Work to be completed |
Rewrite the items below so that each "legend-label" becomes "legend-entry", keeping everything else the same.

━━━ Given records ━━━

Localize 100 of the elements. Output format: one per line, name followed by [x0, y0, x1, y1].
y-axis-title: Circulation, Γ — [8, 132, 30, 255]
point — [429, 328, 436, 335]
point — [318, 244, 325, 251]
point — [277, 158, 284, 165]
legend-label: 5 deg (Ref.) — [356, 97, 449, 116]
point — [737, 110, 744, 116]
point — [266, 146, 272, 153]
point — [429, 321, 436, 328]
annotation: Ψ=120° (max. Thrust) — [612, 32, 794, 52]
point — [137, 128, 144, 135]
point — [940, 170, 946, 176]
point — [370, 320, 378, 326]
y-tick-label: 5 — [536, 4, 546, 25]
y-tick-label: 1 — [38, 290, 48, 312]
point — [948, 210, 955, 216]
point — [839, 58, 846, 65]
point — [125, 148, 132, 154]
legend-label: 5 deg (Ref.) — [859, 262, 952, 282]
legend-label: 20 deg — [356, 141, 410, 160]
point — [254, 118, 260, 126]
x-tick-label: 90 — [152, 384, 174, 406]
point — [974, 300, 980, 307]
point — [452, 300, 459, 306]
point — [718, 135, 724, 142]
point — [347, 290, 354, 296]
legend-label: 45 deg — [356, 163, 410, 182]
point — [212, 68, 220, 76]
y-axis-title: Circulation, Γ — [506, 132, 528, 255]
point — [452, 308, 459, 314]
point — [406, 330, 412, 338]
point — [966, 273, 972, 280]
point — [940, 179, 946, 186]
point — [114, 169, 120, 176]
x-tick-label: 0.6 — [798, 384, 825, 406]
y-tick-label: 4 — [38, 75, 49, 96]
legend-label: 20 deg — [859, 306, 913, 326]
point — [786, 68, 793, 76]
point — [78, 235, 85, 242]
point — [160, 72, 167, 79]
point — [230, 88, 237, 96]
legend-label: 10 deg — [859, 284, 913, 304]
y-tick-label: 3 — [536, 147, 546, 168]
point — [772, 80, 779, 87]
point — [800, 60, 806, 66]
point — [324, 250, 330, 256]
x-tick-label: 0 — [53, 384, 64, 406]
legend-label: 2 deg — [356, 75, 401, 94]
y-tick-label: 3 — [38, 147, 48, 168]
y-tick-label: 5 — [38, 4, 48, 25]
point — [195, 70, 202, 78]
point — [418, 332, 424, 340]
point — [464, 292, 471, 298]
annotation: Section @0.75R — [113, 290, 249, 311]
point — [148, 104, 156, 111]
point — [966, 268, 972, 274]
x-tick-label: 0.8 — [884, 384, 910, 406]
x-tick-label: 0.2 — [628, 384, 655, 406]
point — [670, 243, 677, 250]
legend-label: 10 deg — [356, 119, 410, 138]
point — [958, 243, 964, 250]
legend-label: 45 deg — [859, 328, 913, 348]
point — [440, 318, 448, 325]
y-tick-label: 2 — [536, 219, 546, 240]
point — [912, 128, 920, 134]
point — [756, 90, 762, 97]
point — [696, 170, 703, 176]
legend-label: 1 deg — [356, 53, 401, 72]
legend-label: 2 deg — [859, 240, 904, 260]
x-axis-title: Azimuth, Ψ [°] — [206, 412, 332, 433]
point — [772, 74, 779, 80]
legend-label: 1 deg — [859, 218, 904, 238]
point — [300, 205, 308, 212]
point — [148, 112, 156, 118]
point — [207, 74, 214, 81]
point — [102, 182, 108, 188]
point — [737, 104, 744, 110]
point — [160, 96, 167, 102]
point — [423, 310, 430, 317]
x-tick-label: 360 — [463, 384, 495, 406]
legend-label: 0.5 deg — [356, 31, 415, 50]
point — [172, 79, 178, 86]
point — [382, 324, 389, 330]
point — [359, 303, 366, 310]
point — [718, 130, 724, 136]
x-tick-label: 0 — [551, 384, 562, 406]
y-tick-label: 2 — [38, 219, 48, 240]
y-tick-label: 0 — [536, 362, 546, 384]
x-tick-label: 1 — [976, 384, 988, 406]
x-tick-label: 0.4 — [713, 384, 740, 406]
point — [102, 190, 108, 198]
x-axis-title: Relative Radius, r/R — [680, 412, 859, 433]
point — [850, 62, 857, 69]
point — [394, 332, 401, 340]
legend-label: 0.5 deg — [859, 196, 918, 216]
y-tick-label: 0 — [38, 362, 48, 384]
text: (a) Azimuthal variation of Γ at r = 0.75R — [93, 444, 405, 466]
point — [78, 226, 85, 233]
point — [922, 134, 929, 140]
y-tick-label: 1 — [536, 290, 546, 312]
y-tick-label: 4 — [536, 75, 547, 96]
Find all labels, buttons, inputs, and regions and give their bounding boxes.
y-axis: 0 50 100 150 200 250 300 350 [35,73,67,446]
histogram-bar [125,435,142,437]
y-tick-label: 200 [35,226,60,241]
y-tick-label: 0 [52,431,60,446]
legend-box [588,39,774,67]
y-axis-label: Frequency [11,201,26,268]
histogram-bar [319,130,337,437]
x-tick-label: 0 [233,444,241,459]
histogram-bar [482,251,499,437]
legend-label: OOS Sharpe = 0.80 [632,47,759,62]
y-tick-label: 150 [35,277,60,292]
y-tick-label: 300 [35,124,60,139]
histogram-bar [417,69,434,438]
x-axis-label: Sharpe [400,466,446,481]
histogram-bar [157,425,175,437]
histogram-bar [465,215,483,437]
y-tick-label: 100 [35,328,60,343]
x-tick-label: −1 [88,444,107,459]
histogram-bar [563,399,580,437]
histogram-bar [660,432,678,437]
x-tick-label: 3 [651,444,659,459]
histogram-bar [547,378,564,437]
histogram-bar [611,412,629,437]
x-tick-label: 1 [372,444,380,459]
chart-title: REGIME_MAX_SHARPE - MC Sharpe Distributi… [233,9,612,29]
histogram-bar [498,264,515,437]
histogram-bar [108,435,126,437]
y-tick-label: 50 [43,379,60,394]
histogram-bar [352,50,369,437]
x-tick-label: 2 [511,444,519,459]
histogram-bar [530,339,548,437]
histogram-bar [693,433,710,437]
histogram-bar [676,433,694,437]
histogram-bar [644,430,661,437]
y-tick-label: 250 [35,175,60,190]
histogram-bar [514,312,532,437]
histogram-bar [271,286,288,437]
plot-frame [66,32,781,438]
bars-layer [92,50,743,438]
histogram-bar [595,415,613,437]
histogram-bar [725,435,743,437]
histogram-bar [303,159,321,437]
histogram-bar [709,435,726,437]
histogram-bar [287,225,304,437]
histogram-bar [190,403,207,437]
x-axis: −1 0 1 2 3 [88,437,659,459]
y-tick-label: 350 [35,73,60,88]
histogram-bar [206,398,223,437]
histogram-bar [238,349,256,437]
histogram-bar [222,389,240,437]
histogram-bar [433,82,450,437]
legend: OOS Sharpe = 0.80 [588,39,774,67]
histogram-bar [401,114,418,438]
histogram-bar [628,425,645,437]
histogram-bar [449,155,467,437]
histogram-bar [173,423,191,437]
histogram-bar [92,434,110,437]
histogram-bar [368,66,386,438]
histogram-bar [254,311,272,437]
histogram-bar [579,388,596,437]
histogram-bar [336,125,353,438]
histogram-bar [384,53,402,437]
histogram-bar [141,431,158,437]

━━━

Exercise answer |
Localize 100 of the elements. Output format: one per line, name followed by [x0, y0, x1, y1].
y-axis-title: Circulation, Γ — [8, 132, 30, 255]
point — [429, 328, 436, 335]
point — [318, 244, 325, 251]
point — [277, 158, 284, 165]
legend-entry: 5 deg (Ref.) — [356, 97, 449, 116]
point — [737, 110, 744, 116]
point — [266, 146, 272, 153]
point — [429, 321, 436, 328]
annotation: Ψ=120° (max. Thrust) — [612, 32, 794, 52]
point — [137, 128, 144, 135]
point — [940, 170, 946, 176]
point — [370, 320, 378, 326]
y-tick-label: 5 — [536, 4, 546, 25]
y-tick-label: 1 — [38, 290, 48, 312]
point — [948, 210, 955, 216]
point — [839, 58, 846, 65]
point — [125, 148, 132, 154]
legend-entry: 5 deg (Ref.) — [859, 262, 952, 282]
legend-entry: 20 deg — [356, 141, 410, 160]
point — [254, 118, 260, 126]
x-tick-label: 90 — [152, 384, 174, 406]
point — [974, 300, 980, 307]
point — [452, 300, 459, 306]
point — [718, 135, 724, 142]
point — [347, 290, 354, 296]
legend-entry: 45 deg — [356, 163, 410, 182]
point — [212, 68, 220, 76]
y-axis-title: Circulation, Γ — [506, 132, 528, 255]
point — [452, 308, 459, 314]
point — [406, 330, 412, 338]
point — [966, 273, 972, 280]
point — [940, 179, 946, 186]
point — [114, 169, 120, 176]
x-tick-label: 0.6 — [798, 384, 825, 406]
y-tick-label: 4 — [38, 75, 49, 96]
legend-entry: 20 deg — [859, 306, 913, 326]
point — [786, 68, 793, 76]
point — [78, 235, 85, 242]
point — [160, 72, 167, 79]
point — [230, 88, 237, 96]
legend-entry: 10 deg — [859, 284, 913, 304]
y-tick-label: 3 — [536, 147, 546, 168]
point — [772, 80, 779, 87]
point — [800, 60, 806, 66]
point — [324, 250, 330, 256]
x-tick-label: 0 — [53, 384, 64, 406]
legend-entry: 2 deg — [356, 75, 401, 94]
y-tick-label: 3 — [38, 147, 48, 168]
y-tick-label: 5 — [38, 4, 48, 25]
point — [195, 70, 202, 78]
point — [418, 332, 424, 340]
point — [464, 292, 471, 298]
annotation: Section @0.75R — [113, 290, 249, 311]
point — [148, 104, 156, 111]
point — [966, 268, 972, 274]
x-tick-label: 0.8 — [884, 384, 910, 406]
x-tick-label: 0.2 — [628, 384, 655, 406]
point — [670, 243, 677, 250]
legend-entry: 10 deg — [356, 119, 410, 138]
point — [958, 243, 964, 250]
legend-entry: 45 deg — [859, 328, 913, 348]
point — [440, 318, 448, 325]
y-tick-label: 2 — [536, 219, 546, 240]
point — [912, 128, 920, 134]
point — [756, 90, 762, 97]
point — [696, 170, 703, 176]
legend-entry: 1 deg — [356, 53, 401, 72]
legend-entry: 2 deg — [859, 240, 904, 260]
x-axis-title: Azimuth, Ψ [°] — [206, 412, 332, 433]
point — [772, 74, 779, 80]
legend-entry: 1 deg — [859, 218, 904, 238]
point — [300, 205, 308, 212]
point — [148, 112, 156, 118]
point — [207, 74, 214, 81]
point — [102, 182, 108, 188]
point — [737, 104, 744, 110]
point — [160, 96, 167, 102]
point — [423, 310, 430, 317]
x-tick-label: 360 — [463, 384, 495, 406]
legend-entry: 0.5 deg — [356, 31, 415, 50]
point — [172, 79, 178, 86]
point — [382, 324, 389, 330]
point — [359, 303, 366, 310]
point — [718, 130, 724, 136]
x-tick-label: 0 — [551, 384, 562, 406]
y-tick-label: 2 — [38, 219, 48, 240]
y-tick-label: 0 — [536, 362, 546, 384]
x-tick-label: 1 — [976, 384, 988, 406]
x-tick-label: 0.4 — [713, 384, 740, 406]
point — [102, 190, 108, 198]
x-axis-title: Relative Radius, r/R — [680, 412, 859, 433]
point — [850, 62, 857, 69]
point — [394, 332, 401, 340]
legend-entry: 0.5 deg — [859, 196, 918, 216]
y-tick-label: 0 — [38, 362, 48, 384]
text: (a) Azimuthal variation of Γ at r = 0.75R — [93, 444, 405, 466]
point — [78, 226, 85, 233]
point — [922, 134, 929, 140]
y-tick-label: 1 — [536, 290, 546, 312]
y-tick-label: 4 — [536, 75, 547, 96]
Find all labels, buttons, inputs, and regions and give their bounding boxes.
y-axis: 0 50 100 150 200 250 300 350 [35,73,67,446]
histogram-bar [125,435,142,437]
y-tick-label: 200 [35,226,60,241]
y-tick-label: 0 [52,431,60,446]
legend-box [588,39,774,67]
y-axis-label: Frequency [11,201,26,268]
histogram-bar [319,130,337,437]
x-tick-label: 0 [233,444,241,459]
histogram-bar [482,251,499,437]
legend-entry: OOS Sharpe = 0.80 [632,47,759,62]
y-tick-label: 150 [35,277,60,292]
y-tick-label: 300 [35,124,60,139]
histogram-bar [417,69,434,438]
x-axis-label: Sharpe [400,466,446,481]
histogram-bar [157,425,175,437]
histogram-bar [465,215,483,437]
y-tick-label: 100 [35,328,60,343]
x-tick-label: −1 [88,444,107,459]
histogram-bar [563,399,580,437]
histogram-bar [660,432,678,437]
x-tick-label: 3 [651,444,659,459]
histogram-bar [547,378,564,437]
histogram-bar [611,412,629,437]
x-tick-label: 1 [372,444,380,459]
chart-title: REGIME_MAX_SHARPE - MC Sharpe Distributi… [233,9,612,29]
histogram-bar [498,264,515,437]
histogram-bar [108,435,126,437]
y-tick-label: 50 [43,379,60,394]
histogram-bar [352,50,369,437]
x-tick-label: 2 [511,444,519,459]
histogram-bar [530,339,548,437]
histogram-bar [693,433,710,437]
histogram-bar [676,433,694,437]
histogram-bar [644,430,661,437]
y-tick-label: 250 [35,175,60,190]
histogram-bar [514,312,532,437]
histogram-bar [271,286,288,437]
plot-frame [66,32,781,438]
bars-layer [92,50,743,438]
histogram-bar [595,415,613,437]
histogram-bar [725,435,743,437]
histogram-bar [303,159,321,437]
histogram-bar [709,435,726,437]
histogram-bar [287,225,304,437]
histogram-bar [190,403,207,437]
x-axis: −1 0 1 2 3 [88,437,659,459]
y-tick-label: 350 [35,73,60,88]
histogram-bar [206,398,223,437]
histogram-bar [238,349,256,437]
histogram-bar [222,389,240,437]
histogram-bar [433,82,450,437]
legend: OOS Sharpe = 0.80 [588,39,774,67]
histogram-bar [401,114,418,438]
histogram-bar [628,425,645,437]
histogram-bar [449,155,467,437]
histogram-bar [173,423,191,437]
histogram-bar [92,434,110,437]
histogram-bar [368,66,386,438]
histogram-bar [254,311,272,437]
histogram-bar [579,388,596,437]
histogram-bar [336,125,353,438]
histogram-bar [384,53,402,437]
histogram-bar [141,431,158,437]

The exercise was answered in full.